---- LISTED ENTRIES

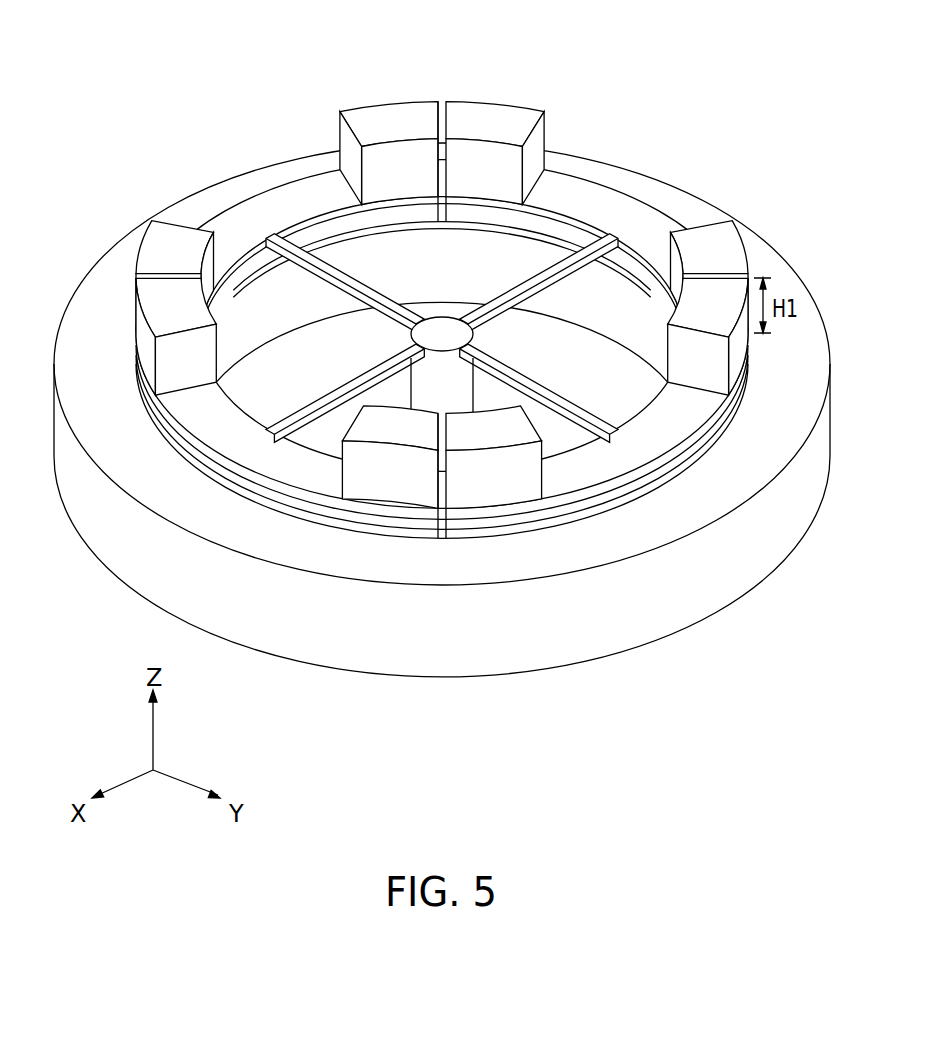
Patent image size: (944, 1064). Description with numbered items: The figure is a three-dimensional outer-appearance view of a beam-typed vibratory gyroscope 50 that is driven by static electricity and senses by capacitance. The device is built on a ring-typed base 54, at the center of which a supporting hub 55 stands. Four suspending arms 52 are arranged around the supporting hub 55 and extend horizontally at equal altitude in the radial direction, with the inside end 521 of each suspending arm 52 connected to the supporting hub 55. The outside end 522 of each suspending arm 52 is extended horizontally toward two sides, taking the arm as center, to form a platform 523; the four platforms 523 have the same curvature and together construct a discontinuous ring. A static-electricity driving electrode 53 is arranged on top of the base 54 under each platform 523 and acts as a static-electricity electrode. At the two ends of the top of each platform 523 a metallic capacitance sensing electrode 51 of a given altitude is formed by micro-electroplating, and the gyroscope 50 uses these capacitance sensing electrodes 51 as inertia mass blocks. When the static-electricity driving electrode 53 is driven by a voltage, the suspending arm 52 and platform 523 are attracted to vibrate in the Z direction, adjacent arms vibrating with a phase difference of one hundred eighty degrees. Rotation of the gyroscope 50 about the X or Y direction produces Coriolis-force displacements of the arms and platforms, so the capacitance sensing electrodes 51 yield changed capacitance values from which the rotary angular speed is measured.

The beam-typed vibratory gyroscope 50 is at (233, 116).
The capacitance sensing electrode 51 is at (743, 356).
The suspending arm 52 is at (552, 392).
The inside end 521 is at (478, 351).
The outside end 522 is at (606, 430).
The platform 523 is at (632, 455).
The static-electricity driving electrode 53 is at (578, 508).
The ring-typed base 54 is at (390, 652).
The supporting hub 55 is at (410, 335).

--------
---- LISTED ENTRIES

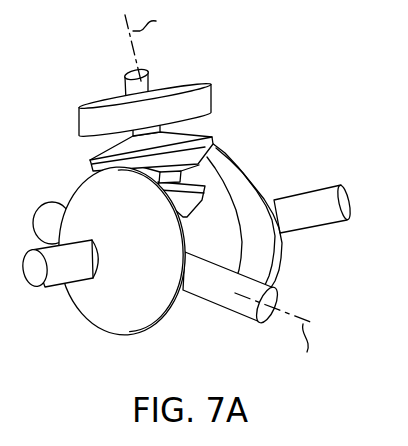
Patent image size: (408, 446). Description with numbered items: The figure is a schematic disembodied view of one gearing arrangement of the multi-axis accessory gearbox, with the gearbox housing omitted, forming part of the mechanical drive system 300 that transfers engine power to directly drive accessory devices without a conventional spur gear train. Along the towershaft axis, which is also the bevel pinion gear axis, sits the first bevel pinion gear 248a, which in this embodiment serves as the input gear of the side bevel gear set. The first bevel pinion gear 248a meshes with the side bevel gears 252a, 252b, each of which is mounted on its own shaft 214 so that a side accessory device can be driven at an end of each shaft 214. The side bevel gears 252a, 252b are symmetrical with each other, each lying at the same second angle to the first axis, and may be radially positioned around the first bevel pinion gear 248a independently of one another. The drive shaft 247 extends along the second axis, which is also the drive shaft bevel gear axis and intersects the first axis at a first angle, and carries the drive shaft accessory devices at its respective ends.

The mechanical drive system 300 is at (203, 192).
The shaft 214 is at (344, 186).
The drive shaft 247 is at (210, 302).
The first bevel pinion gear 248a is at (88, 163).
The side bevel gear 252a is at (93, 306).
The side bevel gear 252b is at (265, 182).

--------

[YOUR TASK]:
Could you rewrite the rows in the part that opens with the line containing "Patent image size: (944, 1064)." and closes with the line containing "The suspending arm 52 is at (552, 392).", replacing "outer-appearance view" with "exterior view" and leaving everything else unchanged?

[THE RESPONSE]:
Patent image size: (944, 1064). Description with numbered items: The figure is a three-dimensional exterior view of a beam-typed vibratory gyroscope 50 that is driven by static electricity and senses by capacitance. The device is built on a ring-typed base 54, at the center of which a supporting hub 55 stands. Four suspending arms 52 are arranged around the supporting hub 55 and extend horizontally at equal altitude in the radial direction, with the inside end 521 of each suspending arm 52 connected to the supporting hub 55. The outside end 522 of each suspending arm 52 is extended horizontally toward two sides, taking the arm as center, to form a platform 523; the four platforms 523 have the same curvature and together construct a discontinuous ring. A static-electricity driving electrode 53 is arranged on top of the base 54 under each platform 523 and acts as a static-electricity electrode. At the two ends of the top of each platform 523 a metallic capacitance sensing electrode 51 of a given altitude is formed by micro-electroplating, and the gyroscope 50 uses these capacitance sensing electrodes 51 as inertia mass blocks. When the static-electricity driving electrode 53 is driven by a voltage, the suspending arm 52 and platform 523 are attracted to vibrate in the Z direction, adjacent arms vibrating with a phase difference of one hundred eighty degrees. Rotation of the gyroscope 50 about the X or Y direction produces Coriolis-force displacements of the arms and platforms, so the capacitance sensing electrodes 51 yield changed capacitance values from which the rotary angular speed is measured.

The beam-typed vibratory gyroscope 50 is at (233, 116).
The capacitance sensing electrode 51 is at (743, 356).
The suspending arm 52 is at (552, 392).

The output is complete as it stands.